- **EXERCISE TASK**:
Write the records below out in full, character for character, with no pictures.
══════════
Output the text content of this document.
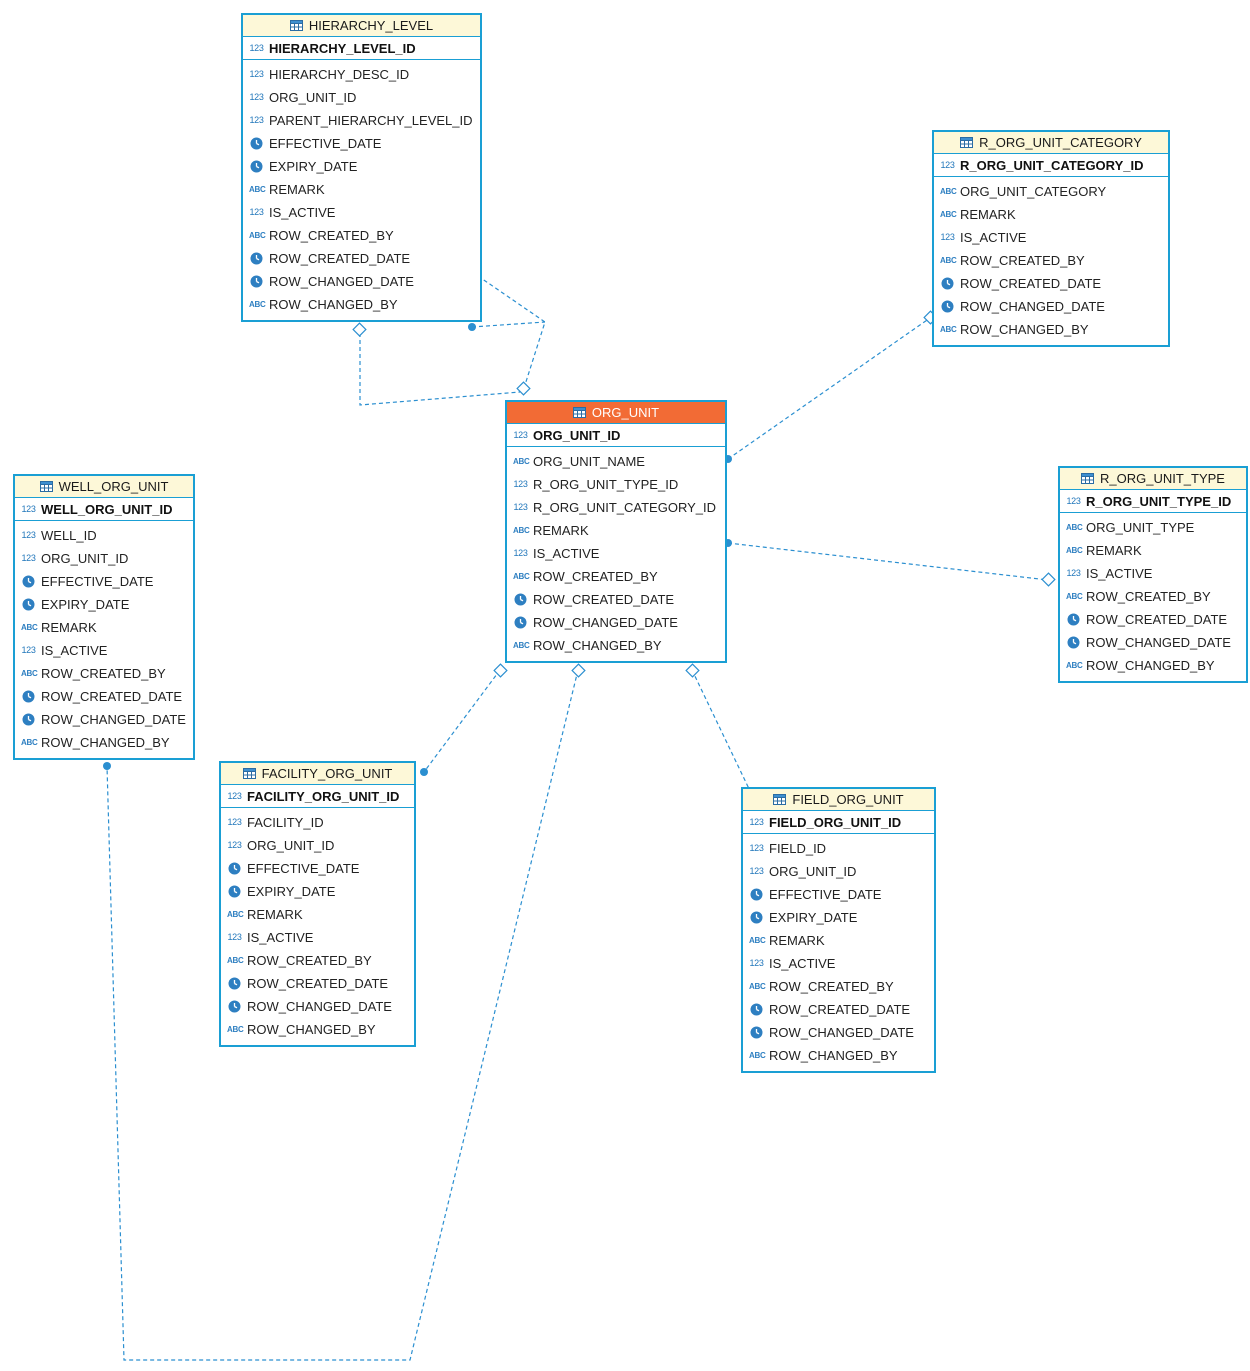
HIERARCHY_LEVEL
123 HIERARCHY_LEVEL_ID
123 HIERARCHY_DESC_ID
123 ORG_UNIT_ID
123 PARENT_HIERARCHY_LEVEL_ID
EFFECTIVE_DATE
EXPIRY_DATE
ABC REMARK
123 IS_ACTIVE
ABC ROW_CREATED_BY
ROW_CREATED_DATE
ROW_CHANGED_DATE
ABC ROW_CHANGED_BY
R_ORG_UNIT_CATEGORY
123 R_ORG_UNIT_CATEGORY_ID
ABC ORG_UNIT_CATEGORY
ABC REMARK
123 IS_ACTIVE
ABC ROW_CREATED_BY
ROW_CREATED_DATE
ROW_CHANGED_DATE
ABC ROW_CHANGED_BY
ORG_UNIT
123 ORG_UNIT_ID
ABC ORG_UNIT_NAME
123 R_ORG_UNIT_TYPE_ID
123 R_ORG_UNIT_CATEGORY_ID
ABC REMARK
123 IS_ACTIVE
ABC ROW_CREATED_BY
ROW_CREATED_DATE
ROW_CHANGED_DATE
ABC ROW_CHANGED_BY
R_ORG_UNIT_TYPE
123 R_ORG_UNIT_TYPE_ID
ABC ORG_UNIT_TYPE
ABC REMARK
123 IS_ACTIVE
ABC ROW_CREATED_BY
ROW_CREATED_DATE
ROW_CHANGED_DATE
ABC ROW_CHANGED_BY
WELL_ORG_UNIT
123 WELL_ORG_UNIT_ID
123 WELL_ID
123 ORG_UNIT_ID
EFFECTIVE_DATE
EXPIRY_DATE
ABC REMARK
123 IS_ACTIVE
ABC ROW_CREATED_BY
ROW_CREATED_DATE
ROW_CHANGED_DATE
ABC ROW_CHANGED_BY
FACILITY_ORG_UNIT
123 FACILITY_ORG_UNIT_ID
123 FACILITY_ID
123 ORG_UNIT_ID
EFFECTIVE_DATE
EXPIRY_DATE
ABC REMARK
123 IS_ACTIVE
ABC ROW_CREATED_BY
ROW_CREATED_DATE
ROW_CHANGED_DATE
ABC ROW_CHANGED_BY
FIELD_ORG_UNIT
123 FIELD_ORG_UNIT_ID
123 FIELD_ID
123 ORG_UNIT_ID
EFFECTIVE_DATE
EXPIRY_DATE
ABC REMARK
123 IS_ACTIVE
ABC ROW_CREATED_BY
ROW_CREATED_DATE
ROW_CHANGED_DATE
ABC ROW_CHANGED_BY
══════════
- **EXERCISE RESULT**:
Output the text content of this document.
HIERARCHY_LEVEL
123 HIERARCHY_LEVEL_ID
123 HIERARCHY_DESC_ID
123 ORG_UNIT_ID
123 PARENT_HIERARCHY_LEVEL_ID
EFFECTIVE_DATE
EXPIRY_DATE
ABC REMARK
123 IS_ACTIVE
ABC ROW_CREATED_BY
ROW_CREATED_DATE
ROW_CHANGED_DATE
ABC ROW_CHANGED_BY
R_ORG_UNIT_CATEGORY
123 R_ORG_UNIT_CATEGORY_ID
ABC ORG_UNIT_CATEGORY
ABC REMARK
123 IS_ACTIVE
ABC ROW_CREATED_BY
ROW_CREATED_DATE
ROW_CHANGED_DATE
ABC ROW_CHANGED_BY
ORG_UNIT
123 ORG_UNIT_ID
ABC ORG_UNIT_NAME
123 R_ORG_UNIT_TYPE_ID
123 R_ORG_UNIT_CATEGORY_ID
ABC REMARK
123 IS_ACTIVE
ABC ROW_CREATED_BY
ROW_CREATED_DATE
ROW_CHANGED_DATE
ABC ROW_CHANGED_BY
R_ORG_UNIT_TYPE
123 R_ORG_UNIT_TYPE_ID
ABC ORG_UNIT_TYPE
ABC REMARK
123 IS_ACTIVE
ABC ROW_CREATED_BY
ROW_CREATED_DATE
ROW_CHANGED_DATE
ABC ROW_CHANGED_BY
WELL_ORG_UNIT
123 WELL_ORG_UNIT_ID
123 WELL_ID
123 ORG_UNIT_ID
EFFECTIVE_DATE
EXPIRY_DATE
ABC REMARK
123 IS_ACTIVE
ABC ROW_CREATED_BY
ROW_CREATED_DATE
ROW_CHANGED_DATE
ABC ROW_CHANGED_BY
FACILITY_ORG_UNIT
123 FACILITY_ORG_UNIT_ID
123 FACILITY_ID
123 ORG_UNIT_ID
EFFECTIVE_DATE
EXPIRY_DATE
ABC REMARK
123 IS_ACTIVE
ABC ROW_CREATED_BY
ROW_CREATED_DATE
ROW_CHANGED_DATE
ABC ROW_CHANGED_BY
FIELD_ORG_UNIT
123 FIELD_ORG_UNIT_ID
123 FIELD_ID
123 ORG_UNIT_ID
EFFECTIVE_DATE
EXPIRY_DATE
ABC REMARK
123 IS_ACTIVE
ABC ROW_CREATED_BY
ROW_CREATED_DATE
ROW_CHANGED_DATE
ABC ROW_CHANGED_BY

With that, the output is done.